WHAT THE EXERCISE ASKS. Search the listing below for the string "ylabel" and show each line that contains it.

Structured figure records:

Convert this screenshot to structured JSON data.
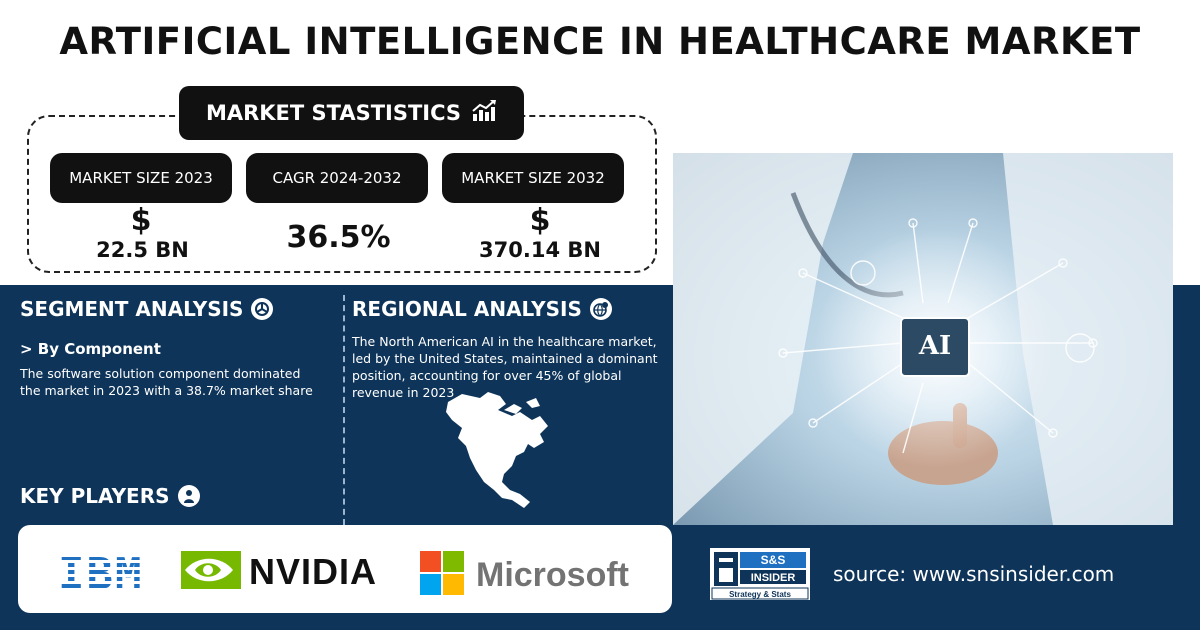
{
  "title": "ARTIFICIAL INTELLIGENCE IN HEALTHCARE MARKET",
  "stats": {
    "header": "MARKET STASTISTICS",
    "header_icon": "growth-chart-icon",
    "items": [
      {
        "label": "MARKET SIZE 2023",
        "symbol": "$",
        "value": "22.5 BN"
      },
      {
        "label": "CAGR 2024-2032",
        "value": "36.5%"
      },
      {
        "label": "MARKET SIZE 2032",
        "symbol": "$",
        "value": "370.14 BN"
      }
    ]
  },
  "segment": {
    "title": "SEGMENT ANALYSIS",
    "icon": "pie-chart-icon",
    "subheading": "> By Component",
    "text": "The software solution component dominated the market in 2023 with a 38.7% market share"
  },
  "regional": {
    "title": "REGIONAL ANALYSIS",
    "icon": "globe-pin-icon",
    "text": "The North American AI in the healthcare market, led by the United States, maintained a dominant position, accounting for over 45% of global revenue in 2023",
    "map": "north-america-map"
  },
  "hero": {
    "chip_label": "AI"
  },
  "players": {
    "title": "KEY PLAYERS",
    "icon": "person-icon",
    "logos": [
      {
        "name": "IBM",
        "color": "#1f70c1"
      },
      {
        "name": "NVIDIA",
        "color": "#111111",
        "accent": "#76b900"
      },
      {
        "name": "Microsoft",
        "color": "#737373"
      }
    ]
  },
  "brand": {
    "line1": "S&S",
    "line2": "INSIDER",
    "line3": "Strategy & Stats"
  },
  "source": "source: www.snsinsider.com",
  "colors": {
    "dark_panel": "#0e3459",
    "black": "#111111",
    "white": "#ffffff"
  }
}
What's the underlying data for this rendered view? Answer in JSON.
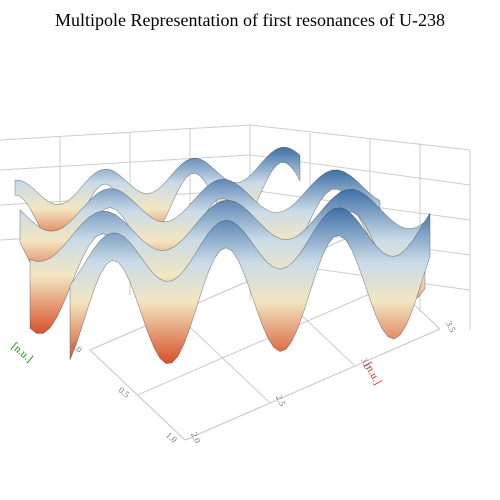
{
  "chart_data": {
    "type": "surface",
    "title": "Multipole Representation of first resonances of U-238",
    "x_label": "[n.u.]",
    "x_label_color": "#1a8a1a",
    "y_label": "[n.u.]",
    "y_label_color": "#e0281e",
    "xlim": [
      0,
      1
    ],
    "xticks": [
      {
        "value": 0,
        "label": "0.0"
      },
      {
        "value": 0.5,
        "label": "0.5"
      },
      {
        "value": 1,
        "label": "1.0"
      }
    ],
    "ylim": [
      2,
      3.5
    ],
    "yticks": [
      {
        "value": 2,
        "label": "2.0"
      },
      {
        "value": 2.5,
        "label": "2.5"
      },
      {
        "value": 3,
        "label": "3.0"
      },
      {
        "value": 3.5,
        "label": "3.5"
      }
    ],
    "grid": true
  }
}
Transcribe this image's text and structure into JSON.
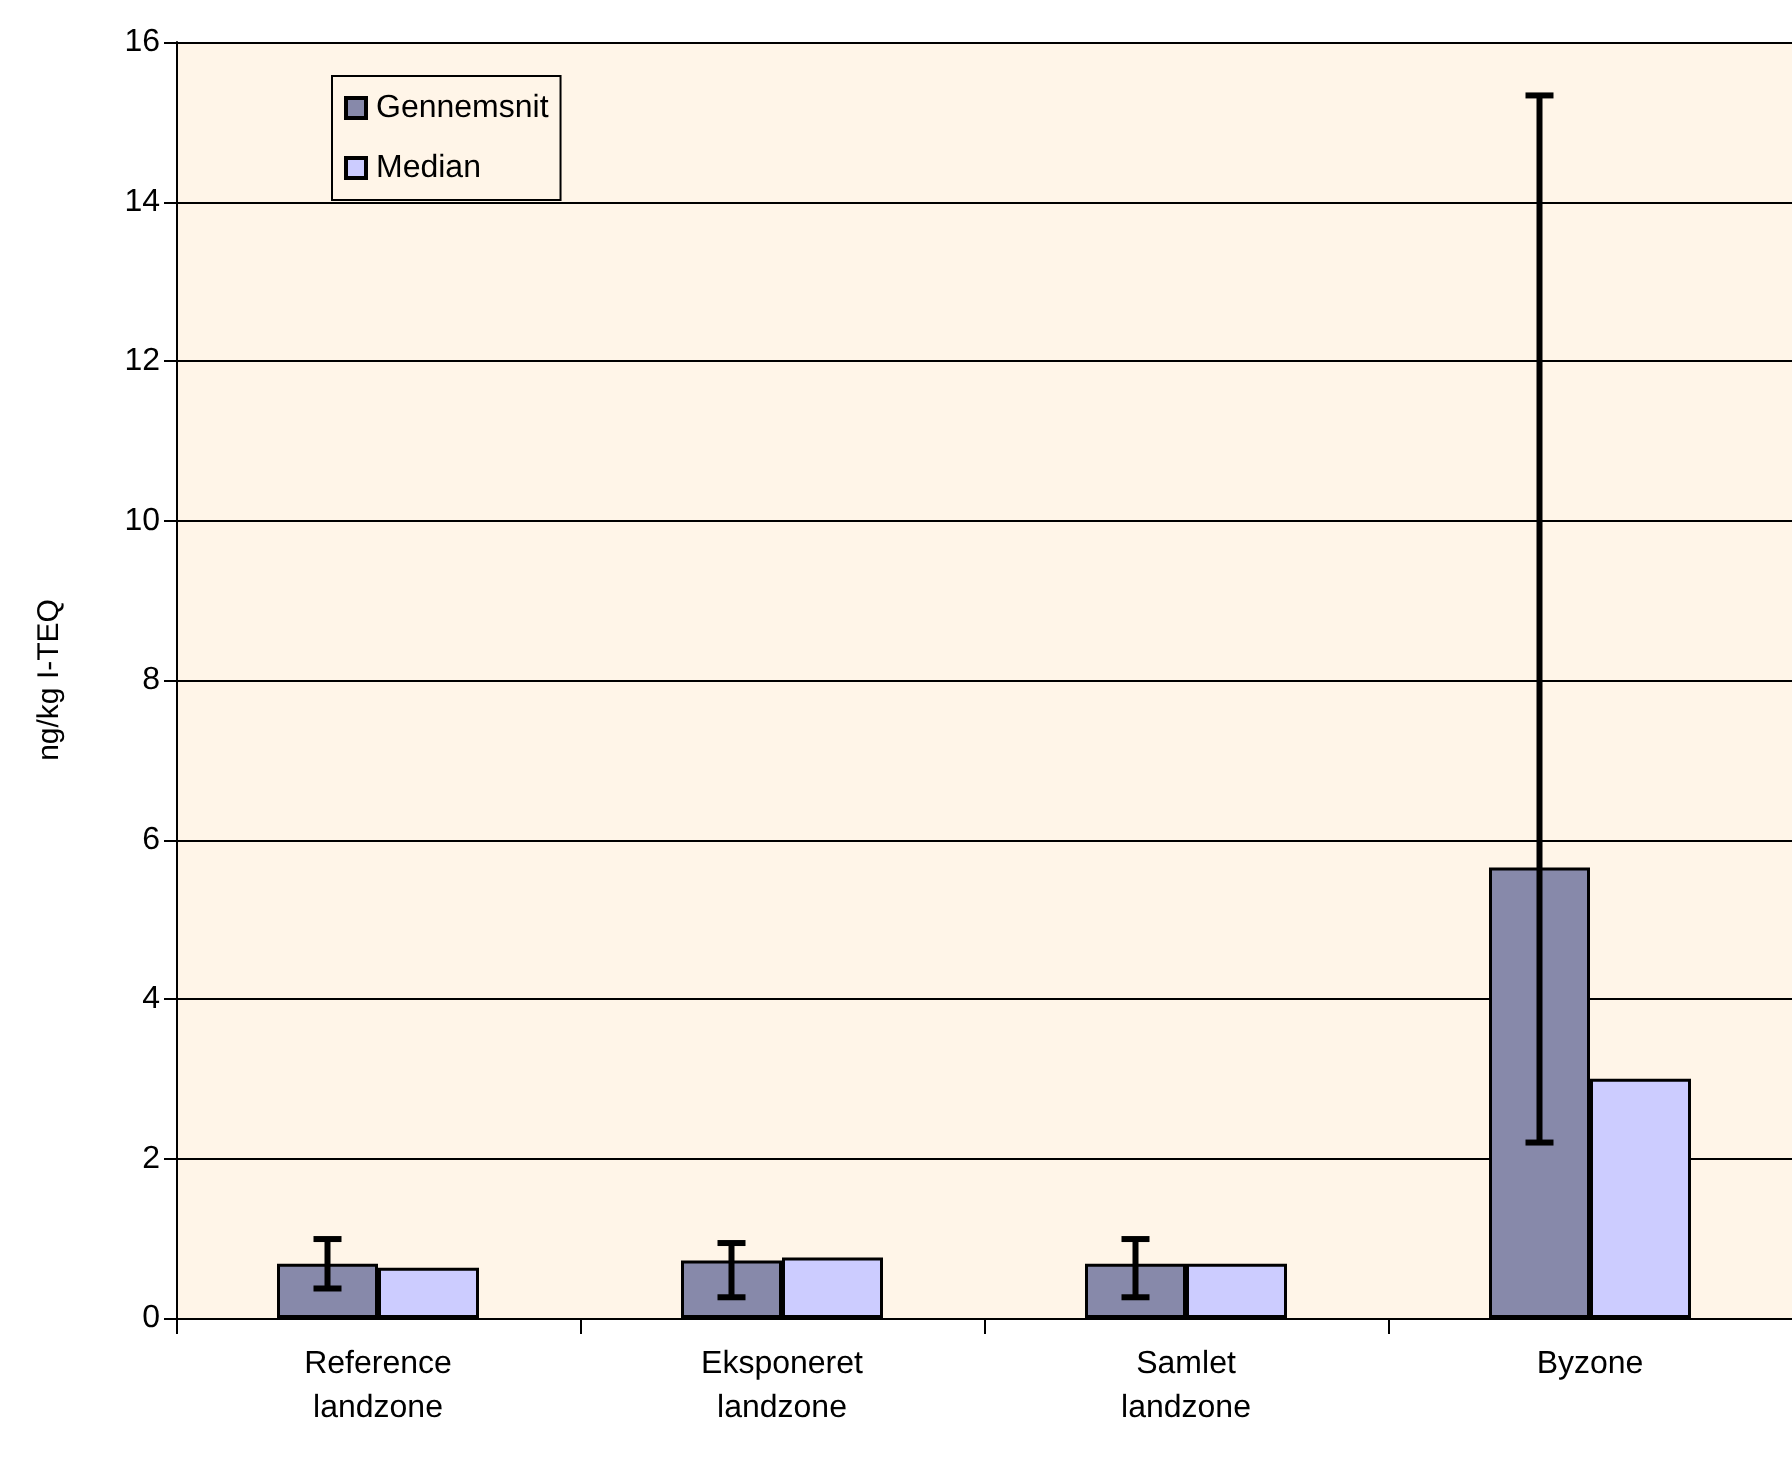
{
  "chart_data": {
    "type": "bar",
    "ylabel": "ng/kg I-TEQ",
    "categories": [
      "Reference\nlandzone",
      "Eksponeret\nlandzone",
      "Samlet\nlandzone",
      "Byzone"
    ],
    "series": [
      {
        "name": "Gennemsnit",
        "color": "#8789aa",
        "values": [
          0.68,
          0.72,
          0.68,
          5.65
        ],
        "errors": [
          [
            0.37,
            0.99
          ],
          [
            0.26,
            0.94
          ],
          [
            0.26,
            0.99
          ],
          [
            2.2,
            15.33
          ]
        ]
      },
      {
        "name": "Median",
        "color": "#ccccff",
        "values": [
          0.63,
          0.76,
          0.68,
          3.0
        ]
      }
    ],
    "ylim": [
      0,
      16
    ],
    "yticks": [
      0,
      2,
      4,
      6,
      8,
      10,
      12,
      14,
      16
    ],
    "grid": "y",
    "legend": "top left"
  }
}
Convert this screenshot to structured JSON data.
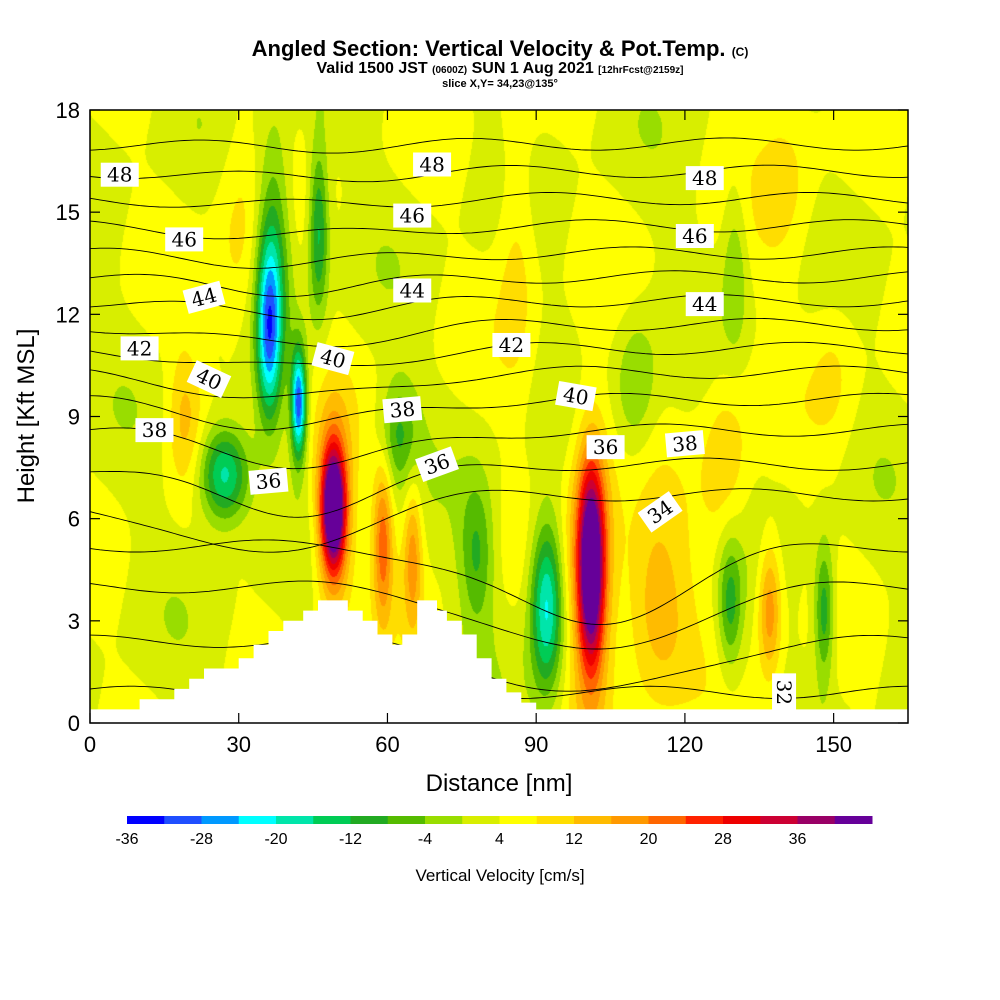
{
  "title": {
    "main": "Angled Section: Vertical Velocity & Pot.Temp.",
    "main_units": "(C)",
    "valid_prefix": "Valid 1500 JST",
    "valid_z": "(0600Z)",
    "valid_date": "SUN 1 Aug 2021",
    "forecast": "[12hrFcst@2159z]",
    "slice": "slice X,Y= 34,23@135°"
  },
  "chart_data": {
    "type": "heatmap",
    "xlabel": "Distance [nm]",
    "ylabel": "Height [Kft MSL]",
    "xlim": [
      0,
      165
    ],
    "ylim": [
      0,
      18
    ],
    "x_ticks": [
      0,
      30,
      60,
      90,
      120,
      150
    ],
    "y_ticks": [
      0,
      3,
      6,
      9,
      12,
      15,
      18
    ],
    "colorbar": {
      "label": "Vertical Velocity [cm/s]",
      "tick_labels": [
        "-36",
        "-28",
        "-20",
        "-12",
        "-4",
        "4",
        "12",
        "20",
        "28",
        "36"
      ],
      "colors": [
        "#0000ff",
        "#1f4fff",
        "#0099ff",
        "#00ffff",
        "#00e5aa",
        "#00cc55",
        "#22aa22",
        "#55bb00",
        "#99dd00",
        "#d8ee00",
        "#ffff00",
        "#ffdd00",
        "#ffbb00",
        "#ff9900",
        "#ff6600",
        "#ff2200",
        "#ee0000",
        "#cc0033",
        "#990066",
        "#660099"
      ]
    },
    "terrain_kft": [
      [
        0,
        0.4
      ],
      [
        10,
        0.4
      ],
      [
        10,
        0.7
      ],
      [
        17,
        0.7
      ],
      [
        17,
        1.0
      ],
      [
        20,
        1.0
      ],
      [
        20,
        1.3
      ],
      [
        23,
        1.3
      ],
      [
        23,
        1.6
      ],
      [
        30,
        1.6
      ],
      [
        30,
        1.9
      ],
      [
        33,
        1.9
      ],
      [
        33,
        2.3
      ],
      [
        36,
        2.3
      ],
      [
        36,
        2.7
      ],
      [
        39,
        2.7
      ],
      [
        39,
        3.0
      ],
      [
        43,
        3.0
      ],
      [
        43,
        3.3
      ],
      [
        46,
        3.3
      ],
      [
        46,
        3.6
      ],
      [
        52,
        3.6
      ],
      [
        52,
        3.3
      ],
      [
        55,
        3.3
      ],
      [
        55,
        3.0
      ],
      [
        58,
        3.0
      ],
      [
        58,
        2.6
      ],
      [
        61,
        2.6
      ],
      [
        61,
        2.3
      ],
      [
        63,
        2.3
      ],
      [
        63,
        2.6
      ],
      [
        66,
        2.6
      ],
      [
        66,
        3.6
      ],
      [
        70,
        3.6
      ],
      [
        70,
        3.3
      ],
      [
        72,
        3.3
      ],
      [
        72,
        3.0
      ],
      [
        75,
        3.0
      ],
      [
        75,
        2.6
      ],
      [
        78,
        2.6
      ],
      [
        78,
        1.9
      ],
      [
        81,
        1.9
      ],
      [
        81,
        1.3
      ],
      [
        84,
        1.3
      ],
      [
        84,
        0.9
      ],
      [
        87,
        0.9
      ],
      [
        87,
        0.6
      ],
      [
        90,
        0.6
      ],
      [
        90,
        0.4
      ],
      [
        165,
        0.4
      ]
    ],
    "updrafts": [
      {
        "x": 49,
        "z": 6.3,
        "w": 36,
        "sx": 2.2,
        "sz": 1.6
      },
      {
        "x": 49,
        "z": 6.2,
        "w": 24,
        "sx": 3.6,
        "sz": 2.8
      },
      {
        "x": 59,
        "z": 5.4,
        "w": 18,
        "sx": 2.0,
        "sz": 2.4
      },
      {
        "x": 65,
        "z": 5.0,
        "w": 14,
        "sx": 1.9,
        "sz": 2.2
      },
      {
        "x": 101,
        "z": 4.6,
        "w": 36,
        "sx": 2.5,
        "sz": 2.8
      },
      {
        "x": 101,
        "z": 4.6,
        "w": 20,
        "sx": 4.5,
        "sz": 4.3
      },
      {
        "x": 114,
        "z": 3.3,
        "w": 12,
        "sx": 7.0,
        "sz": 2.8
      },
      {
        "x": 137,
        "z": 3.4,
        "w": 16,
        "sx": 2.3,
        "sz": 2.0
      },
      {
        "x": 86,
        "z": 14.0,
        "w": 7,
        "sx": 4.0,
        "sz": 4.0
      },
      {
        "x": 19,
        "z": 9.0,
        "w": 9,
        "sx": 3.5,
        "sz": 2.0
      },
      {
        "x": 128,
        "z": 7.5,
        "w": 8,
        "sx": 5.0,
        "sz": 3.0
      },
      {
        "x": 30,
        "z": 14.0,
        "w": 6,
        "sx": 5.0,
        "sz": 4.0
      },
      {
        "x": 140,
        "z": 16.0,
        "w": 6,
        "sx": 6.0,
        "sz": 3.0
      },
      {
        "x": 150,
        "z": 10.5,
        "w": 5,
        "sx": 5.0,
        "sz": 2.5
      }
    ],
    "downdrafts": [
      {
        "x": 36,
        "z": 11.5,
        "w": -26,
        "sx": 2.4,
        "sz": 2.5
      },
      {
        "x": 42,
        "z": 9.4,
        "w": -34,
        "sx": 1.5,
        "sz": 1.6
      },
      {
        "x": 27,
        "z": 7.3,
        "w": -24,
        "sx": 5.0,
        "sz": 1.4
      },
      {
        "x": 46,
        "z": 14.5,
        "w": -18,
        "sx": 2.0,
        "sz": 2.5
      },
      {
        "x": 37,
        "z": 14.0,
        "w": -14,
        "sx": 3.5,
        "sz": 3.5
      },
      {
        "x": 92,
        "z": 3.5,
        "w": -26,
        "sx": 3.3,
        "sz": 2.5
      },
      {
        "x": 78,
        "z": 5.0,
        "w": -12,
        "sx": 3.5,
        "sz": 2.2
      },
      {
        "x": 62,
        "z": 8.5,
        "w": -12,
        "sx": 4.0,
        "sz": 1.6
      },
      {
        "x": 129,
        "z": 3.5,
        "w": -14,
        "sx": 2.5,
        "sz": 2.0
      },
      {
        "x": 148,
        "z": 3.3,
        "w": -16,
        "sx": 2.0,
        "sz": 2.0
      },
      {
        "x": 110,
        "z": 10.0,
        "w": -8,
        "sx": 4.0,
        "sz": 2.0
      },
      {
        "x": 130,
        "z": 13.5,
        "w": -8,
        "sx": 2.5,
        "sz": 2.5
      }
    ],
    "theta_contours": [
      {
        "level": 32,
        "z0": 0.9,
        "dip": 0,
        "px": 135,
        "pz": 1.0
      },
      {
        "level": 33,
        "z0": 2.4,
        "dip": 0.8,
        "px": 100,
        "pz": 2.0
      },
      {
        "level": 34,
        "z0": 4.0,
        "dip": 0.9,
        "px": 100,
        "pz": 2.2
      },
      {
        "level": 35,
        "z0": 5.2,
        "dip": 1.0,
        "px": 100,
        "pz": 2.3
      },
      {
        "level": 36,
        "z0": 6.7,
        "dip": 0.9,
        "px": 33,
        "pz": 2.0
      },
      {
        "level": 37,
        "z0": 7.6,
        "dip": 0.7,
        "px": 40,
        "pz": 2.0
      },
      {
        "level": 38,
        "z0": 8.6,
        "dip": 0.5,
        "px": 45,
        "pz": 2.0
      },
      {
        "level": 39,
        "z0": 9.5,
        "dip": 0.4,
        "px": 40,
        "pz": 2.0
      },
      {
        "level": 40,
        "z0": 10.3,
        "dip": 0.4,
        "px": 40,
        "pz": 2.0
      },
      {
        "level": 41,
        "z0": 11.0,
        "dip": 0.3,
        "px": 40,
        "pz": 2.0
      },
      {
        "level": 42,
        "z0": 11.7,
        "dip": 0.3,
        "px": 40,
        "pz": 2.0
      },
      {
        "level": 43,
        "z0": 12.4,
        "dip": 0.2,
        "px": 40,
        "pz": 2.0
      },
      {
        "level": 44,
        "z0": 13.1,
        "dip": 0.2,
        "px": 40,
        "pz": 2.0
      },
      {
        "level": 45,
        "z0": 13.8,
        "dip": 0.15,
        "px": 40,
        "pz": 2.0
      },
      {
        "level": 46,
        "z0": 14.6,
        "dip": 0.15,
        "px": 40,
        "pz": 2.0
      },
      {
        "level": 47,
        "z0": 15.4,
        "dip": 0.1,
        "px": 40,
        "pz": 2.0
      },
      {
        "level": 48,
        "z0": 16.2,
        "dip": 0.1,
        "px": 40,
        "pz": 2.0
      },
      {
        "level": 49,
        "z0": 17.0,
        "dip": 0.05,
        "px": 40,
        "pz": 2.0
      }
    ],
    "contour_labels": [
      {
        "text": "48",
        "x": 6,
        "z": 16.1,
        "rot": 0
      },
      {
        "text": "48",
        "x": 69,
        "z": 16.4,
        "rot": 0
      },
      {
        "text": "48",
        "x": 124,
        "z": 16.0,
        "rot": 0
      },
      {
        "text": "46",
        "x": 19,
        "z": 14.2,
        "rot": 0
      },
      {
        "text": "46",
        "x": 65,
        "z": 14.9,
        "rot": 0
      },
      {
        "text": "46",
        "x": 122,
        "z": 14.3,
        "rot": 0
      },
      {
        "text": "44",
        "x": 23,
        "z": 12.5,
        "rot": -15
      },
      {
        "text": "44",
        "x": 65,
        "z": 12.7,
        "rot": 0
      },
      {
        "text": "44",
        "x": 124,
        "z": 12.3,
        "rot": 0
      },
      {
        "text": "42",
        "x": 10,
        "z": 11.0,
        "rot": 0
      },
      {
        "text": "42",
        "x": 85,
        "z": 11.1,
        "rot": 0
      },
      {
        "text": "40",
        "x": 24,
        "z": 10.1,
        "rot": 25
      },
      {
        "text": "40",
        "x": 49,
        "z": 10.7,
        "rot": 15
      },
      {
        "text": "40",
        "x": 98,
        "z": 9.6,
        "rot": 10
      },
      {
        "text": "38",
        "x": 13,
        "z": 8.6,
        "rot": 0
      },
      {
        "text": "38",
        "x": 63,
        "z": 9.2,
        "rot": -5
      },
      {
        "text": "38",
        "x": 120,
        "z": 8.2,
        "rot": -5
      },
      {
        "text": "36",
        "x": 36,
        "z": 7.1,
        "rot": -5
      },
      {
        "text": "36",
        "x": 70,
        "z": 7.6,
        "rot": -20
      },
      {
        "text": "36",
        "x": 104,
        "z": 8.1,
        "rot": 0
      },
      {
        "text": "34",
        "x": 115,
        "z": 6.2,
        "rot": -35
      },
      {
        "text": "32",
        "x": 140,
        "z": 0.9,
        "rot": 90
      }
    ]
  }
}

THE OUTPUT.
    "ylabel": "ng/kg I-TEQ",
    "ylabel": "Height [Kft MSL]",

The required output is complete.